----- Supplied entries -----

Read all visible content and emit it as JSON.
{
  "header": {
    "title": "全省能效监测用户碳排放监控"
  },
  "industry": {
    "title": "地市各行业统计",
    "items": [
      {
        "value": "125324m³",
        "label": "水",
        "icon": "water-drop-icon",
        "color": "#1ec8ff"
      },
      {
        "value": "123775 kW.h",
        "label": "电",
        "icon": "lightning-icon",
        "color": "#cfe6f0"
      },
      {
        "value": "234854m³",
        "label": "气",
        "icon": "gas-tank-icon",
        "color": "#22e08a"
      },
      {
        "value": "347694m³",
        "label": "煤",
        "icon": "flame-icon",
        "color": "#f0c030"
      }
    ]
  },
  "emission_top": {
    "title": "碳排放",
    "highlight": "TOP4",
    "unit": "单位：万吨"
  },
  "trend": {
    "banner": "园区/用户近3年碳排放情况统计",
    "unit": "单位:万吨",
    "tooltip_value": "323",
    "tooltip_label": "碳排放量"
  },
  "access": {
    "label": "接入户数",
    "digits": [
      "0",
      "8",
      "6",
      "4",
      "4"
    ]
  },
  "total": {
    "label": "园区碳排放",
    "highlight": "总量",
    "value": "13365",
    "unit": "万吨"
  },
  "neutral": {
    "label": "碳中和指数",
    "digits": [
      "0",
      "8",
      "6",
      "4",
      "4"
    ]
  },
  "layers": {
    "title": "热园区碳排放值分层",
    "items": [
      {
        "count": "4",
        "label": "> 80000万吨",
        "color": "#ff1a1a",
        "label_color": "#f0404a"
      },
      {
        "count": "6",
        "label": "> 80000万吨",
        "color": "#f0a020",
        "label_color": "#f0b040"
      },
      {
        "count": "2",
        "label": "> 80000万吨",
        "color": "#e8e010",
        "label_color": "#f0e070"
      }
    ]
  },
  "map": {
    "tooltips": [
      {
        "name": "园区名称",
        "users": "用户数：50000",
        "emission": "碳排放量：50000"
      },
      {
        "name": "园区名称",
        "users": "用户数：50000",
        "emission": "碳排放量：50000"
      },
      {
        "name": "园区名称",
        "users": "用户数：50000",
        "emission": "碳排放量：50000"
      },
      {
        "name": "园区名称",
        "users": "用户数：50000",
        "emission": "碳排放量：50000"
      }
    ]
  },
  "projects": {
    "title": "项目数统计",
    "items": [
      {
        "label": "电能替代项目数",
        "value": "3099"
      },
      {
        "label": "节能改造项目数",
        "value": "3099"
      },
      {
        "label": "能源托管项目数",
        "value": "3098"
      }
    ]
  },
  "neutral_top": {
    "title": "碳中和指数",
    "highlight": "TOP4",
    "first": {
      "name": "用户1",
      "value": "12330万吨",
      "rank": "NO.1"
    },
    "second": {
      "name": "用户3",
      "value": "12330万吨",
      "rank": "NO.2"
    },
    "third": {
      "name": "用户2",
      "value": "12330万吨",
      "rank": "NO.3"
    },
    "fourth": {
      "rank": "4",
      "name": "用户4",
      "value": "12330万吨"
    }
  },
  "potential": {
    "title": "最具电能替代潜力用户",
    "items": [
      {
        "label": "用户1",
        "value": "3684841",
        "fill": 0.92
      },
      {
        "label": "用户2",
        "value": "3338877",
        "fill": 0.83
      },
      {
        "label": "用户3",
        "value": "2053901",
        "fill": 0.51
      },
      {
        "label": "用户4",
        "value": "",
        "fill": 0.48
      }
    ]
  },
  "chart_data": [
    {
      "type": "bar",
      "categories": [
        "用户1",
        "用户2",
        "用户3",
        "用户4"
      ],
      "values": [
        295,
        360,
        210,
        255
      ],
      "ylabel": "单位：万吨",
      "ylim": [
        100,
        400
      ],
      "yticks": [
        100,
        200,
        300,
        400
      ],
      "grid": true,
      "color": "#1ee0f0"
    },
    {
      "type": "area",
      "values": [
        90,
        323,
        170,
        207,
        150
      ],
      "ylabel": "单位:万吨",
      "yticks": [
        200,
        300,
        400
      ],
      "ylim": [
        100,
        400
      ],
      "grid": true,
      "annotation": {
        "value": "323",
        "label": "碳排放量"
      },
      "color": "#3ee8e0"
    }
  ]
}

-----

**Stated task:** All entries must be repeated verbatim.

**Written solution:**
Read all visible content and emit it as JSON.
{
  "header": {
    "title": "全省能效监测用户碳排放监控"
  },
  "industry": {
    "title": "地市各行业统计",
    "items": [
      {
        "value": "125324m³",
        "label": "水",
        "icon": "water-drop-icon",
        "color": "#1ec8ff"
      },
      {
        "value": "123775 kW.h",
        "label": "电",
        "icon": "lightning-icon",
        "color": "#cfe6f0"
      },
      {
        "value": "234854m³",
        "label": "气",
        "icon": "gas-tank-icon",
        "color": "#22e08a"
      },
      {
        "value": "347694m³",
        "label": "煤",
        "icon": "flame-icon",
        "color": "#f0c030"
      }
    ]
  },
  "emission_top": {
    "title": "碳排放",
    "highlight": "TOP4",
    "unit": "单位：万吨"
  },
  "trend": {
    "banner": "园区/用户近3年碳排放情况统计",
    "unit": "单位:万吨",
    "tooltip_value": "323",
    "tooltip_label": "碳排放量"
  },
  "access": {
    "label": "接入户数",
    "digits": [
      "0",
      "8",
      "6",
      "4",
      "4"
    ]
  },
  "total": {
    "label": "园区碳排放",
    "highlight": "总量",
    "value": "13365",
    "unit": "万吨"
  },
  "neutral": {
    "label": "碳中和指数",
    "digits": [
      "0",
      "8",
      "6",
      "4",
      "4"
    ]
  },
  "layers": {
    "title": "热园区碳排放值分层",
    "items": [
      {
        "count": "4",
        "label": "> 80000万吨",
        "color": "#ff1a1a",
        "label_color": "#f0404a"
      },
      {
        "count": "6",
        "label": "> 80000万吨",
        "color": "#f0a020",
        "label_color": "#f0b040"
      },
      {
        "count": "2",
        "label": "> 80000万吨",
        "color": "#e8e010",
        "label_color": "#f0e070"
      }
    ]
  },
  "map": {
    "tooltips": [
      {
        "name": "园区名称",
        "users": "用户数：50000",
        "emission": "碳排放量：50000"
      },
      {
        "name": "园区名称",
        "users": "用户数：50000",
        "emission": "碳排放量：50000"
      },
      {
        "name": "园区名称",
        "users": "用户数：50000",
        "emission": "碳排放量：50000"
      },
      {
        "name": "园区名称",
        "users": "用户数：50000",
        "emission": "碳排放量：50000"
      }
    ]
  },
  "projects": {
    "title": "项目数统计",
    "items": [
      {
        "label": "电能替代项目数",
        "value": "3099"
      },
      {
        "label": "节能改造项目数",
        "value": "3099"
      },
      {
        "label": "能源托管项目数",
        "value": "3098"
      }
    ]
  },
  "neutral_top": {
    "title": "碳中和指数",
    "highlight": "TOP4",
    "first": {
      "name": "用户1",
      "value": "12330万吨",
      "rank": "NO.1"
    },
    "second": {
      "name": "用户3",
      "value": "12330万吨",
      "rank": "NO.2"
    },
    "third": {
      "name": "用户2",
      "value": "12330万吨",
      "rank": "NO.3"
    },
    "fourth": {
      "rank": "4",
      "name": "用户4",
      "value": "12330万吨"
    }
  },
  "potential": {
    "title": "最具电能替代潜力用户",
    "items": [
      {
        "label": "用户1",
        "value": "3684841",
        "fill": 0.92
      },
      {
        "label": "用户2",
        "value": "3338877",
        "fill": 0.83
      },
      {
        "label": "用户3",
        "value": "2053901",
        "fill": 0.51
      },
      {
        "label": "用户4",
        "value": "",
        "fill": 0.48
      }
    ]
  },
  "chart_data": [
    {
      "type": "bar",
      "categories": [
        "用户1",
        "用户2",
        "用户3",
        "用户4"
      ],
      "values": [
        295,
        360,
        210,
        255
      ],
      "ylabel": "单位：万吨",
      "ylim": [
        100,
        400
      ],
      "yticks": [
        100,
        200,
        300,
        400
      ],
      "grid": true,
      "color": "#1ee0f0"
    },
    {
      "type": "area",
      "values": [
        90,
        323,
        170,
        207,
        150
      ],
      "ylabel": "单位:万吨",
      "yticks": [
        200,
        300,
        400
      ],
      "ylim": [
        100,
        400
      ],
      "grid": true,
      "annotation": {
        "value": "323",
        "label": "碳排放量"
      },
      "color": "#3ee8e0"
    }
  ]
}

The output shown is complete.